(Your instructions)
Copy out the material below line for line, changing nothing.

(Records shown)
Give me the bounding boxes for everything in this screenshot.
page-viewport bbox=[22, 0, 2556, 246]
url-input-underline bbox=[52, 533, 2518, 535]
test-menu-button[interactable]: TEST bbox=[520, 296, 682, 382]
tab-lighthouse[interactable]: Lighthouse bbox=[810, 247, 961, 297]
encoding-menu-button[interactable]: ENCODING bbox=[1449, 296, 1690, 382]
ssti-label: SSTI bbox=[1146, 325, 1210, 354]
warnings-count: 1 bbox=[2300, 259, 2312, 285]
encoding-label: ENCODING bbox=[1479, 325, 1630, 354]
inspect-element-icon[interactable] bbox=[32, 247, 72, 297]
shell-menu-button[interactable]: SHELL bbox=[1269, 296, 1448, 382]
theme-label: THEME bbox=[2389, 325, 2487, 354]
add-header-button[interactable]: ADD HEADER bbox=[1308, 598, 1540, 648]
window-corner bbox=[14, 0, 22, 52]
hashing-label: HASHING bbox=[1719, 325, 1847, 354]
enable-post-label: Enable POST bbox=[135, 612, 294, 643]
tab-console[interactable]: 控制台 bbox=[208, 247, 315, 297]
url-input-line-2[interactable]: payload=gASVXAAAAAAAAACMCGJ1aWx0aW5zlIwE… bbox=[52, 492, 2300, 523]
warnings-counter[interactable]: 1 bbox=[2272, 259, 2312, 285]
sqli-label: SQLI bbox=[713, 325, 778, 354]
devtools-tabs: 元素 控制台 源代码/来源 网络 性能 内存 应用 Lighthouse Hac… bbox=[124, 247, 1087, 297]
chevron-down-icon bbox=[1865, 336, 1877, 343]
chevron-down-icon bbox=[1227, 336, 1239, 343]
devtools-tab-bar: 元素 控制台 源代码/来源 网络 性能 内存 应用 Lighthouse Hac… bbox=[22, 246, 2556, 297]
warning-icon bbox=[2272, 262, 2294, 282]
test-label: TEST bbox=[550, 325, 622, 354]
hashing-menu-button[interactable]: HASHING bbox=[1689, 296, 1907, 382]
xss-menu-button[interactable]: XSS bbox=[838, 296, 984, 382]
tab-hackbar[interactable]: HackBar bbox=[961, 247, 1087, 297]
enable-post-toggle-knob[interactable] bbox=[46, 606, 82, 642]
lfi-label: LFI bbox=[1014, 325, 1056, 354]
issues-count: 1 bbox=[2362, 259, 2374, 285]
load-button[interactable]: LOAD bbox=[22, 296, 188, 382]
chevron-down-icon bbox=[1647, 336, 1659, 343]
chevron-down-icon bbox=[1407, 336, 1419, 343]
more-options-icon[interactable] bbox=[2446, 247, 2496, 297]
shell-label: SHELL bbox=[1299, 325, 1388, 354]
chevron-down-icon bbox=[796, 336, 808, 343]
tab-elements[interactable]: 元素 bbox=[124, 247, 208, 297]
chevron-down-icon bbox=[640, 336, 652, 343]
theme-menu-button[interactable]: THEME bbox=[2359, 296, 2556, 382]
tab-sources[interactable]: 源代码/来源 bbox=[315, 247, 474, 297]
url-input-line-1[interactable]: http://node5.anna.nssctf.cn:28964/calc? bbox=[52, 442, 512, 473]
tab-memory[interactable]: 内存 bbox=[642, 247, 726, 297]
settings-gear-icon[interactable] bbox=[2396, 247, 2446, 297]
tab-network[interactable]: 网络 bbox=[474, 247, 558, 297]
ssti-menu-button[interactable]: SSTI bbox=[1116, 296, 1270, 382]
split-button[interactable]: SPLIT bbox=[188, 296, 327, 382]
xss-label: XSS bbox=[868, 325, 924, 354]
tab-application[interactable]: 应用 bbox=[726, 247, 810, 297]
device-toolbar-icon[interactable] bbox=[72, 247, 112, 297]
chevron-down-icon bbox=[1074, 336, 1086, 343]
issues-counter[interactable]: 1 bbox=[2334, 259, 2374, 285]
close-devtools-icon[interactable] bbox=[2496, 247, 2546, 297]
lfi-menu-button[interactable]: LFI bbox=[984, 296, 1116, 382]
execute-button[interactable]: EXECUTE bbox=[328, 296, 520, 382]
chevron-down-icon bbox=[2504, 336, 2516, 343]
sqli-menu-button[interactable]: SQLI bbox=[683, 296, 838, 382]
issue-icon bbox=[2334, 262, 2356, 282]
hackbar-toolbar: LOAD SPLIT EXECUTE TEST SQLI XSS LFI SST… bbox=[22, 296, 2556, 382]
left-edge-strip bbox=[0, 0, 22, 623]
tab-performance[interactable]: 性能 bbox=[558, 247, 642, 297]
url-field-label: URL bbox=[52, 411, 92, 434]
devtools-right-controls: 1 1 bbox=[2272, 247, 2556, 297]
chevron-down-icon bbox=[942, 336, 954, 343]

(Task output)
Give me the bounding boxes for everything in this screenshot.
page-viewport bbox=[22, 0, 2556, 246]
url-input-underline bbox=[52, 533, 2518, 535]
test-menu-button[interactable]: TEST bbox=[520, 296, 682, 382]
tab-lighthouse[interactable]: Lighthouse bbox=[810, 247, 961, 297]
encoding-menu-button[interactable]: ENCODING bbox=[1449, 296, 1690, 382]
ssti-label: SSTI bbox=[1146, 325, 1210, 354]
warnings-count: 1 bbox=[2300, 259, 2312, 285]
encoding-label: ENCODING bbox=[1479, 325, 1630, 354]
inspect-element-icon[interactable] bbox=[32, 247, 72, 297]
shell-menu-button[interactable]: SHELL bbox=[1269, 296, 1448, 382]
theme-label: THEME bbox=[2389, 325, 2487, 354]
add-header-button[interactable]: ADD HEADER bbox=[1308, 598, 1540, 648]
window-corner bbox=[14, 0, 22, 52]
hashing-label: HASHING bbox=[1719, 325, 1847, 354]
enable-post-label: Enable POST bbox=[135, 612, 294, 643]
tab-console[interactable]: 控制台 bbox=[208, 247, 315, 297]
url-input-line-2[interactable]: payload=gASVXAAAAAAAAACMCGJ1aWx0aW5zlIwE… bbox=[52, 492, 2300, 523]
warnings-counter[interactable]: 1 bbox=[2272, 259, 2312, 285]
sqli-label: SQLI bbox=[713, 325, 778, 354]
devtools-tabs: 元素 控制台 源代码/来源 网络 性能 内存 应用 Lighthouse Hac… bbox=[124, 247, 1087, 297]
chevron-down-icon bbox=[1865, 336, 1877, 343]
chevron-down-icon bbox=[1227, 336, 1239, 343]
devtools-tab-bar: 元素 控制台 源代码/来源 网络 性能 内存 应用 Lighthouse Hac… bbox=[22, 246, 2556, 297]
warning-icon bbox=[2272, 262, 2294, 282]
test-label: TEST bbox=[550, 325, 622, 354]
hashing-menu-button[interactable]: HASHING bbox=[1689, 296, 1907, 382]
xss-menu-button[interactable]: XSS bbox=[838, 296, 984, 382]
tab-hackbar[interactable]: HackBar bbox=[961, 247, 1087, 297]
enable-post-toggle-knob[interactable] bbox=[46, 606, 82, 642]
lfi-label: LFI bbox=[1014, 325, 1056, 354]
issues-count: 1 bbox=[2362, 259, 2374, 285]
load-button[interactable]: LOAD bbox=[22, 296, 188, 382]
chevron-down-icon bbox=[1647, 336, 1659, 343]
chevron-down-icon bbox=[1407, 336, 1419, 343]
more-options-icon[interactable] bbox=[2446, 247, 2496, 297]
shell-label: SHELL bbox=[1299, 325, 1388, 354]
chevron-down-icon bbox=[796, 336, 808, 343]
tab-elements[interactable]: 元素 bbox=[124, 247, 208, 297]
chevron-down-icon bbox=[640, 336, 652, 343]
theme-menu-button[interactable]: THEME bbox=[2359, 296, 2556, 382]
tab-sources[interactable]: 源代码/来源 bbox=[315, 247, 474, 297]
url-input-line-1[interactable]: http://node5.anna.nssctf.cn:28964/calc? bbox=[52, 442, 512, 473]
tab-memory[interactable]: 内存 bbox=[642, 247, 726, 297]
settings-gear-icon[interactable] bbox=[2396, 247, 2446, 297]
tab-network[interactable]: 网络 bbox=[474, 247, 558, 297]
ssti-menu-button[interactable]: SSTI bbox=[1116, 296, 1270, 382]
split-button[interactable]: SPLIT bbox=[188, 296, 327, 382]
xss-label: XSS bbox=[868, 325, 924, 354]
tab-application[interactable]: 应用 bbox=[726, 247, 810, 297]
device-toolbar-icon[interactable] bbox=[72, 247, 112, 297]
chevron-down-icon bbox=[1074, 336, 1086, 343]
issues-counter[interactable]: 1 bbox=[2334, 259, 2374, 285]
close-devtools-icon[interactable] bbox=[2496, 247, 2546, 297]
lfi-menu-button[interactable]: LFI bbox=[984, 296, 1116, 382]
execute-button[interactable]: EXECUTE bbox=[328, 296, 520, 382]
chevron-down-icon bbox=[2504, 336, 2516, 343]
sqli-menu-button[interactable]: SQLI bbox=[683, 296, 838, 382]
issue-icon bbox=[2334, 262, 2356, 282]
hackbar-toolbar: LOAD SPLIT EXECUTE TEST SQLI XSS LFI SST… bbox=[22, 296, 2556, 382]
left-edge-strip bbox=[0, 0, 22, 623]
tab-performance[interactable]: 性能 bbox=[558, 247, 642, 297]
url-field-label: URL bbox=[52, 411, 92, 434]
devtools-right-controls: 1 1 bbox=[2272, 247, 2556, 297]
chevron-down-icon bbox=[942, 336, 954, 343]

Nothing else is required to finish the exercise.